- [AUFGABEN]:
**a.** Nenne alle Bücher und Presseorgane, die in der Buchbesprechung namentlich vorkommen.
**b.** Entnimm der Buchbesprechung den Abschnitt, der mit den Worten „Sitzt ein junger“ beginnt und nach den Worten „das ist super!“ endet.
**c.** Worauf liefen die Essays im Zeit-Feuilleton laut der Buchbesprechung zuletzt immer hinaus?

Dudweilers weite Horizonte

ESSAYS Der Journalist Nils Minkmar macht sich auf, die veränderte Normalität zu durchleuchten: „Mit dem Kopf durch die Welt“

Vom Großvater kam beneidenswert viel Erdung in den basalen Freuden des Lebens

VON DIRK KNIPPHALS

Sitzt ein junger Mann auf einer Zapfsäule und holt sich einen runter. Kommt eine ältere Dame vorbei und fragt entrüstet: Na, ist das noch normal? Sagt der junge Mann fröhlich: Ne, das ist super!

Dieser Witz fällt mir öfter ein, wenn ich mit so einem pathetischen Timbre in der Stimme vom Normalen reden höre (zugegeben, ich wollte ihn schon länger mal irgendwo unterbringen). Aber eigentlich wollte ich diese Besprechung von Nils Minkmars Buch „Mit dem Kopf durch die Welt“ ganz anders beginnen. Damit, dass der Essay doch eine gute Form darstellt, um sich in unserer unübersichtlich gewordenen Normalität voranzutasten. Dass man in ihm ungewohnte Gegenstände zusammenbringen kann und Beobachtungsperspektiven ausprobieren – Versuche schreiben halt. Und damit, dass diese Form zuletzt ein wenig gelitten hat. Was zum Beispiel im Spiegel unter Essay steht, sind meist nur ums Ichsagen literarisch aufgehübschte Leitartikel, stets um fünf vor zwölf geschrieben. Und bei den Essays im Zeit-Feuilleton wusste man zuletzt immer schon, was rauskommt – auf irgendeine Form von Neoliberalismuskritik lief es immer heraus.

- [BEREITGESTELLTE DATENSÄTZE]:
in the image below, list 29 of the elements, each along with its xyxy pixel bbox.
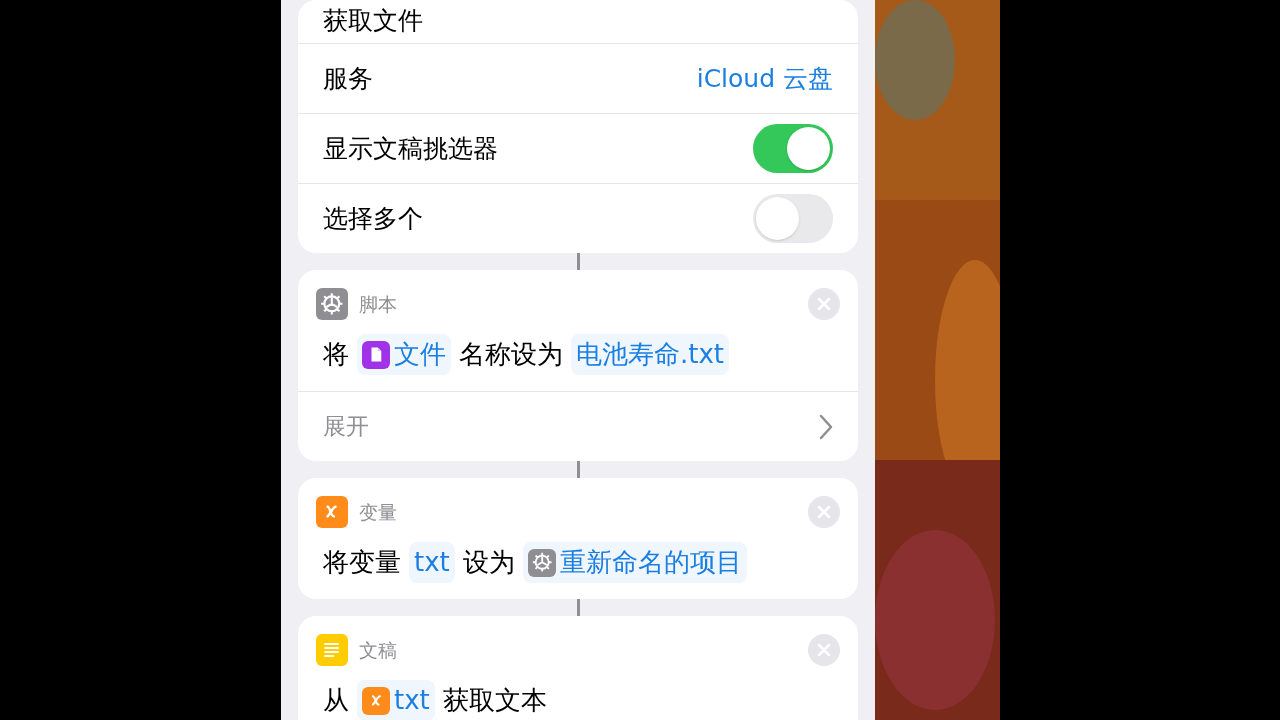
variable-token[interactable]: 电池寿命.txt — [571, 334, 730, 375]
action-text: 从 — [323, 684, 349, 717]
action-category: 变量 — [359, 499, 397, 525]
variable-token[interactable]: txt — [357, 680, 435, 720]
action-text: 设为 — [462, 546, 515, 579]
setting-label: 显示文稿挑选器 — [323, 132, 498, 165]
action-category: 脚本 — [359, 291, 397, 317]
variable-token[interactable]: 重新命名的项目 — [522, 542, 747, 583]
toggle-switch[interactable] — [753, 194, 833, 243]
toggle-switch[interactable] — [753, 124, 833, 173]
close-icon[interactable] — [808, 288, 840, 320]
setting-label: 服务 — [323, 62, 373, 95]
variable-token[interactable]: 文件 — [357, 334, 451, 375]
gear-icon — [527, 548, 556, 577]
action-text: 将 — [323, 338, 349, 371]
close-icon[interactable] — [808, 634, 840, 666]
file-icon — [362, 340, 390, 369]
action-text: 将变量 — [323, 546, 401, 579]
setting-label: 选择多个 — [323, 202, 423, 235]
action-text: 获取文本 — [442, 684, 547, 717]
chevron-icon — [819, 413, 833, 440]
action-text: 名称设为 — [459, 338, 563, 371]
action-title: 获取文件 — [323, 4, 423, 37]
variable-token[interactable]: txt — [409, 542, 455, 583]
variable-icon — [362, 686, 390, 715]
service-value[interactable]: iCloud 云盘 — [696, 59, 833, 98]
expand-row[interactable]: 展开 — [298, 391, 858, 461]
action-category: 文稿 — [359, 637, 397, 663]
close-icon[interactable] — [808, 496, 840, 528]
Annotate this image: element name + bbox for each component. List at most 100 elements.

- [ERWARTETE ERGEBNISSE]:
**a.** „Mit dem Kopf durch die Welt“, Spiegel, Zeit-Feuilleton

**b.**
Sitzt ein junger Mann auf einer Zapfsäule und holt sich einen runter. Kommt eine ältere Dame vorbei und fragt entrüstet: Na, ist das noch normal? Sagt der junge Mann fröhlich: Ne, das ist super!

**c.** Auf irgendeine Form von Neoliberalismuskritik.